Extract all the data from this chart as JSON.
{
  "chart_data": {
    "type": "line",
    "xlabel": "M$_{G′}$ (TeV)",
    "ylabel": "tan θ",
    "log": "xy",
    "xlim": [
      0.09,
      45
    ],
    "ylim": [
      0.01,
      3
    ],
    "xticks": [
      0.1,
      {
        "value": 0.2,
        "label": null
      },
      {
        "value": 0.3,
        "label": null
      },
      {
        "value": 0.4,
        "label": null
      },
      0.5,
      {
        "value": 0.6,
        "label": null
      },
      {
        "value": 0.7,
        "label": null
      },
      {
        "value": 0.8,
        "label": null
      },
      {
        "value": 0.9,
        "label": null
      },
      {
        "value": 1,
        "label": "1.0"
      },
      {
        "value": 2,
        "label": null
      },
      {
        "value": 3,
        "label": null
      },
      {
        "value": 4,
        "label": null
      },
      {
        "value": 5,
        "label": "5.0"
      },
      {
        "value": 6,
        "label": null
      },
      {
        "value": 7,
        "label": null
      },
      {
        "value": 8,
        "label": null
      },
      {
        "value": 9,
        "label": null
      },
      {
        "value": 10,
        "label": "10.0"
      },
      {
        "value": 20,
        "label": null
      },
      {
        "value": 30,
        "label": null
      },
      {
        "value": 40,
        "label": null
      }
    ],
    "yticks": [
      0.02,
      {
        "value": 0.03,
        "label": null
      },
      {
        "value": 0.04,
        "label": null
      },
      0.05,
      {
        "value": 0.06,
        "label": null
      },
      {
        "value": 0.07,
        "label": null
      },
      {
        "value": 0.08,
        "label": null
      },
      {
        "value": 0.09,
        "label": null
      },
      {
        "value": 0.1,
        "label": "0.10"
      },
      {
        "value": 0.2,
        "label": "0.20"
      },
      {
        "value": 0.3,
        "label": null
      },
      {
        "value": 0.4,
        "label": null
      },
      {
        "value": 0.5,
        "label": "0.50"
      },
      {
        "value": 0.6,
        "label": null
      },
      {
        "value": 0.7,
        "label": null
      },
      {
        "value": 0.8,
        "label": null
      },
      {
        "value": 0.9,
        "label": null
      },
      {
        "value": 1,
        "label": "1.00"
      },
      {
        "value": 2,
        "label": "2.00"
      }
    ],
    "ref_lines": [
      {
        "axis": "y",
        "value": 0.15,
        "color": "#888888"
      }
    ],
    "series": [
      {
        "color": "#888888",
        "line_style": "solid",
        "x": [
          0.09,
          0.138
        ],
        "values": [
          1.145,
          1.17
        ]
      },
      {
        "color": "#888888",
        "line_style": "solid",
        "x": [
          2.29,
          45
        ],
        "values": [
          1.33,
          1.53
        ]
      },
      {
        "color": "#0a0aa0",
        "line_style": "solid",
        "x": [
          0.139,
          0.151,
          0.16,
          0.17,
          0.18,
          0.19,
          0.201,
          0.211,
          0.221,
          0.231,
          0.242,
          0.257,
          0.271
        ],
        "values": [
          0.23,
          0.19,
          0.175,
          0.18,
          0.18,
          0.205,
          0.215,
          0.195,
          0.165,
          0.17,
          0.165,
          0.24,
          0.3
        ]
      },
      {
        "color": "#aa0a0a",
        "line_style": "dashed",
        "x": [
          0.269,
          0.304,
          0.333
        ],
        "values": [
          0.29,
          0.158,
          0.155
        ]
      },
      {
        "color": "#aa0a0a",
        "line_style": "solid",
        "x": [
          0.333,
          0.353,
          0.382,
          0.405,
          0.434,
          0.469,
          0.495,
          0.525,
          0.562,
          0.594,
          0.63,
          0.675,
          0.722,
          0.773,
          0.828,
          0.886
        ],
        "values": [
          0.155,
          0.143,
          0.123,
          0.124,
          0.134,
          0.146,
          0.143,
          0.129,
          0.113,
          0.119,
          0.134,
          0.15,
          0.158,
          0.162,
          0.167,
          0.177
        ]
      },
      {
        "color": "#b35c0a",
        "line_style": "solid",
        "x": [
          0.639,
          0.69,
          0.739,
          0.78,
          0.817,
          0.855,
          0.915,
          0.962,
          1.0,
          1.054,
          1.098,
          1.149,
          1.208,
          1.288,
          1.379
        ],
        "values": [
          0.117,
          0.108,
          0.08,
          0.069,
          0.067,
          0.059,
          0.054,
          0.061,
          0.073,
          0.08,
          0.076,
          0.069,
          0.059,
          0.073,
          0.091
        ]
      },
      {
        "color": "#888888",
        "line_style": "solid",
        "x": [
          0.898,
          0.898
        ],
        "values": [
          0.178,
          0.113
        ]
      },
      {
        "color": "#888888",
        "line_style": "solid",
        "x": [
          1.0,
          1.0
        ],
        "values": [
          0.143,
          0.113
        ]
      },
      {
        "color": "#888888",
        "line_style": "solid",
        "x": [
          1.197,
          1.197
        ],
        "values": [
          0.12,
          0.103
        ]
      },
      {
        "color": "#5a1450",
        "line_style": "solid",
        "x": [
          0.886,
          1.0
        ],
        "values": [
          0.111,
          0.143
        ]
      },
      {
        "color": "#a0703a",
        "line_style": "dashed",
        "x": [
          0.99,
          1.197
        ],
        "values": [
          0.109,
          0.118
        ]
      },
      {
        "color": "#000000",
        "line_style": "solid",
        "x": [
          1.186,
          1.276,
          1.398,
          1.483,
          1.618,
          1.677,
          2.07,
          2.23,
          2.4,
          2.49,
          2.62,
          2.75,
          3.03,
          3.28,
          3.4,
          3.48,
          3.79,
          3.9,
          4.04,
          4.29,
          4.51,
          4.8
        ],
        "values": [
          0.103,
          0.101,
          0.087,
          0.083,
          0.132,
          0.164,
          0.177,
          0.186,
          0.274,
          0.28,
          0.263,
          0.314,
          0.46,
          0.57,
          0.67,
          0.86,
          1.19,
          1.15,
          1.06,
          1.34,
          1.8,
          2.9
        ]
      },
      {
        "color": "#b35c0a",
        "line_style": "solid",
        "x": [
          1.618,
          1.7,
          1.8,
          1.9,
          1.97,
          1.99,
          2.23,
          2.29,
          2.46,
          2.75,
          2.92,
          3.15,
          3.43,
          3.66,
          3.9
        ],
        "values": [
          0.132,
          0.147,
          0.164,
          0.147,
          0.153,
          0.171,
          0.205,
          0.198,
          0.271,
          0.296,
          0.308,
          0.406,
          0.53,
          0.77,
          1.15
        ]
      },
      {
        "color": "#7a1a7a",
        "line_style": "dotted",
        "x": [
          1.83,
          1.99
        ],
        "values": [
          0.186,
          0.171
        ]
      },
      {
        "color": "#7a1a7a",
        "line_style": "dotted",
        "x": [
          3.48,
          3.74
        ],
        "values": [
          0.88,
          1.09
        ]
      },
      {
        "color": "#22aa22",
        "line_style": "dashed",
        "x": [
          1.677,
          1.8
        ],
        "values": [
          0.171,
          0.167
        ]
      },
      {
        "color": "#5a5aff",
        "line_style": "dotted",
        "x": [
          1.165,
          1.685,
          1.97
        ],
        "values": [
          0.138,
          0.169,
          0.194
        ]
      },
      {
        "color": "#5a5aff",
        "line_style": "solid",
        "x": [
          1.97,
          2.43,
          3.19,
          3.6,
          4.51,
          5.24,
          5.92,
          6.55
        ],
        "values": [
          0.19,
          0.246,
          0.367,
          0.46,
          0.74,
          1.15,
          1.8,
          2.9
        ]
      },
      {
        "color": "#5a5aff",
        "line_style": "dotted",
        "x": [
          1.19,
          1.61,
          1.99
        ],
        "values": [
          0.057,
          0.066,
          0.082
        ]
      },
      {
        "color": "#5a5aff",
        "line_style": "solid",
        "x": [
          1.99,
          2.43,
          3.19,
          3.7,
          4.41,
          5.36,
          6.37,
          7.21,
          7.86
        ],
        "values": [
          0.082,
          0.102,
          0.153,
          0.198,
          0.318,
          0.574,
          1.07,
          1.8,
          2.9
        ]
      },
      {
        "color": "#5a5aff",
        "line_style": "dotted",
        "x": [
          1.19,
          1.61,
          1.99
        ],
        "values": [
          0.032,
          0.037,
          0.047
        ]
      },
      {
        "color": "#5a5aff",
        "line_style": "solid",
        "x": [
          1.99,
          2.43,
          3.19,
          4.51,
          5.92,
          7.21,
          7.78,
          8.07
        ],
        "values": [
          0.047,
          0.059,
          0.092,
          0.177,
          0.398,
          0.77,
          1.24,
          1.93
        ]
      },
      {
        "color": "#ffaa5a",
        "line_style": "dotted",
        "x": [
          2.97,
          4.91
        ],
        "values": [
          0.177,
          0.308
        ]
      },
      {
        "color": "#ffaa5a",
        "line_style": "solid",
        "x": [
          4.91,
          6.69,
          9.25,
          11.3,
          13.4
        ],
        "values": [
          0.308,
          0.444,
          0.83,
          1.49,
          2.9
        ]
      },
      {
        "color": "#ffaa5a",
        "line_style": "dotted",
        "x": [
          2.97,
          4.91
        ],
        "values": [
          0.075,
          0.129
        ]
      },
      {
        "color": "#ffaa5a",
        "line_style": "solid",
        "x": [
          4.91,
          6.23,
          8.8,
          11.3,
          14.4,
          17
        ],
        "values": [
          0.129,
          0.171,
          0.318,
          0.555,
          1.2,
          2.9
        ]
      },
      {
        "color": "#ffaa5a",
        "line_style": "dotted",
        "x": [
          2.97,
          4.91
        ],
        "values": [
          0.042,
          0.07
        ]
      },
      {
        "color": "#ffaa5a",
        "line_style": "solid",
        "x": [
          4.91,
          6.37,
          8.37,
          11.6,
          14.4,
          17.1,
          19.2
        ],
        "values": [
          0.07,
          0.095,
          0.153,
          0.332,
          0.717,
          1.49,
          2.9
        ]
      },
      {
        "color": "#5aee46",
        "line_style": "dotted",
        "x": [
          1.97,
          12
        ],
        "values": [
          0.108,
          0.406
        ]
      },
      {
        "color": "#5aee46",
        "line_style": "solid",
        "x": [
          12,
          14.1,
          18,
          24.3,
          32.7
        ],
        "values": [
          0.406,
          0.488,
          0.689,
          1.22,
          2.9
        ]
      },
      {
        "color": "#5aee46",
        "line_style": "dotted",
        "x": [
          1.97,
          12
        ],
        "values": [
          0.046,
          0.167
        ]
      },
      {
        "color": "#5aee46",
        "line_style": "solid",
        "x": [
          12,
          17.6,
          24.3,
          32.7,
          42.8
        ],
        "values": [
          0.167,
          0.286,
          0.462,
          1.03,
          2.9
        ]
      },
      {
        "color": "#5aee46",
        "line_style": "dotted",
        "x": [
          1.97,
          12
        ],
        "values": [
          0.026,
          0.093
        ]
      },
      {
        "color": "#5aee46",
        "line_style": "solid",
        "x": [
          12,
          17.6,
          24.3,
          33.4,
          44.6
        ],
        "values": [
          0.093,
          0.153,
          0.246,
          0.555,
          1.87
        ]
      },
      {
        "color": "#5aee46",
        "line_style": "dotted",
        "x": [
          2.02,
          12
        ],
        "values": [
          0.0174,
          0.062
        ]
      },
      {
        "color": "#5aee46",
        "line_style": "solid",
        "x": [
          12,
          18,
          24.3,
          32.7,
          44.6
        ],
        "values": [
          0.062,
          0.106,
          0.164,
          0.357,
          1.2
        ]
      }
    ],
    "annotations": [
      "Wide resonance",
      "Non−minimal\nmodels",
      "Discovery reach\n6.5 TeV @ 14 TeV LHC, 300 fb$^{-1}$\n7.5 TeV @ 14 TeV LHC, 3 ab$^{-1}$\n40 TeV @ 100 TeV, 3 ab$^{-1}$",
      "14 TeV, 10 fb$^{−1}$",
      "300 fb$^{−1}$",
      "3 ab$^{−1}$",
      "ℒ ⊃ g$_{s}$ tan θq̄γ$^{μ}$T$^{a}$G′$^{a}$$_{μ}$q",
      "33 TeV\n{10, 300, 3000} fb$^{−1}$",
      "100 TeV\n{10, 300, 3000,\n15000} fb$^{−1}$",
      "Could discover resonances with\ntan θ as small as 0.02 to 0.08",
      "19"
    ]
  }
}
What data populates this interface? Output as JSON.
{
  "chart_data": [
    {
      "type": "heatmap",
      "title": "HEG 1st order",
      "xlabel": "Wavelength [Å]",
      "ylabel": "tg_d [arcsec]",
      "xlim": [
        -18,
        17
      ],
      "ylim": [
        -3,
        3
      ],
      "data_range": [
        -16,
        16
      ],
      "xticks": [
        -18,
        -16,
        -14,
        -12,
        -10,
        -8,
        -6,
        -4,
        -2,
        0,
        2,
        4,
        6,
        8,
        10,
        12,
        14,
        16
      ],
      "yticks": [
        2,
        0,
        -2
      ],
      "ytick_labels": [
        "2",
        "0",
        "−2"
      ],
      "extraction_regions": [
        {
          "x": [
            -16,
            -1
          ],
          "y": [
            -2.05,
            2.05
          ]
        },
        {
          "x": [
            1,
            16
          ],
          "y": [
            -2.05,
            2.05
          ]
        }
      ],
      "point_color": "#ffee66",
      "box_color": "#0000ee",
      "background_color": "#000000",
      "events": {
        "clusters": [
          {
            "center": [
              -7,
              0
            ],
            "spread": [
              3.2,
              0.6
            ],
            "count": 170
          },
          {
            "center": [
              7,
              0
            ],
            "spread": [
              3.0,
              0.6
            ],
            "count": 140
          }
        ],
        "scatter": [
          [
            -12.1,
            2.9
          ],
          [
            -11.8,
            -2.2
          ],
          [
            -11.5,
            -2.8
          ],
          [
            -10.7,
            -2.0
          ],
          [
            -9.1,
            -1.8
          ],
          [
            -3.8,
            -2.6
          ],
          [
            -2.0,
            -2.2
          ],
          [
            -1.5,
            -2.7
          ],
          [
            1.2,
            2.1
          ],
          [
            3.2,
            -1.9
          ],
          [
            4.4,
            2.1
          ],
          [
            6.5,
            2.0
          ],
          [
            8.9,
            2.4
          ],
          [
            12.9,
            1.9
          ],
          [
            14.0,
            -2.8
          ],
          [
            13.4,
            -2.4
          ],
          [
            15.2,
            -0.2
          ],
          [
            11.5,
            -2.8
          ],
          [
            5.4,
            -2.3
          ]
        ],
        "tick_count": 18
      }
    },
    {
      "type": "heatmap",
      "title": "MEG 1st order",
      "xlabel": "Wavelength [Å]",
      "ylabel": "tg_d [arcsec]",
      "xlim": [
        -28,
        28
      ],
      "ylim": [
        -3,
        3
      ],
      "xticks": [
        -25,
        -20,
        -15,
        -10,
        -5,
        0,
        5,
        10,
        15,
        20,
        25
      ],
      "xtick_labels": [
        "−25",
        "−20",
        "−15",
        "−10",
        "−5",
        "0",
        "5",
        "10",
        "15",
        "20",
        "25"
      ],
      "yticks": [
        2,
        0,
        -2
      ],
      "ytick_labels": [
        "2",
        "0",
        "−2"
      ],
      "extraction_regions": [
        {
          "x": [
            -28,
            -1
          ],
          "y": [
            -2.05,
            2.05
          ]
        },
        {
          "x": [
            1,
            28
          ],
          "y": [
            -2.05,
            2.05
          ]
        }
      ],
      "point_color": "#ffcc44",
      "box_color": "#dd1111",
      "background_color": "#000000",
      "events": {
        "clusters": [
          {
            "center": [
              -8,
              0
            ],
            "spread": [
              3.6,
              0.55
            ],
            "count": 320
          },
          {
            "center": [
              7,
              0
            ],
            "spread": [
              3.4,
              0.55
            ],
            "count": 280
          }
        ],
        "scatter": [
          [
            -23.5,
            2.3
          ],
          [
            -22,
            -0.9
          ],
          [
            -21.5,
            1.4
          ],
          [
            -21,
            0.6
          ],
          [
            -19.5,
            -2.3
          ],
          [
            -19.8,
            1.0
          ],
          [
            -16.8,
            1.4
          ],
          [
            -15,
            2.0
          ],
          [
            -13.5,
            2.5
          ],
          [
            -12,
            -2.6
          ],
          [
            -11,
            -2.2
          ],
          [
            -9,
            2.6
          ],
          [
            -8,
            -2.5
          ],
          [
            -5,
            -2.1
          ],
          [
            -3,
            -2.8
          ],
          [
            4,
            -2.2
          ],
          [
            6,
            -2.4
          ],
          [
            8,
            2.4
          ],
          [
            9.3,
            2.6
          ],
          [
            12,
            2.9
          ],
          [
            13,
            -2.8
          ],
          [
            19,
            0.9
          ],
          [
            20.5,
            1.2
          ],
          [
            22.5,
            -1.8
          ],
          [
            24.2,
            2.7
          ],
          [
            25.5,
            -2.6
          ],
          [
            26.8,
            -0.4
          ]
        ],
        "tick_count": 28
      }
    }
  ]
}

□ □ □ □ □

**WHAT YOU SHOULD DO:** From the listing above, return each line with the word "JSON".

**CORRECT OUTPUT:**
Extract all the data from this chart as JSON.
What data populates this interface? Output as JSON.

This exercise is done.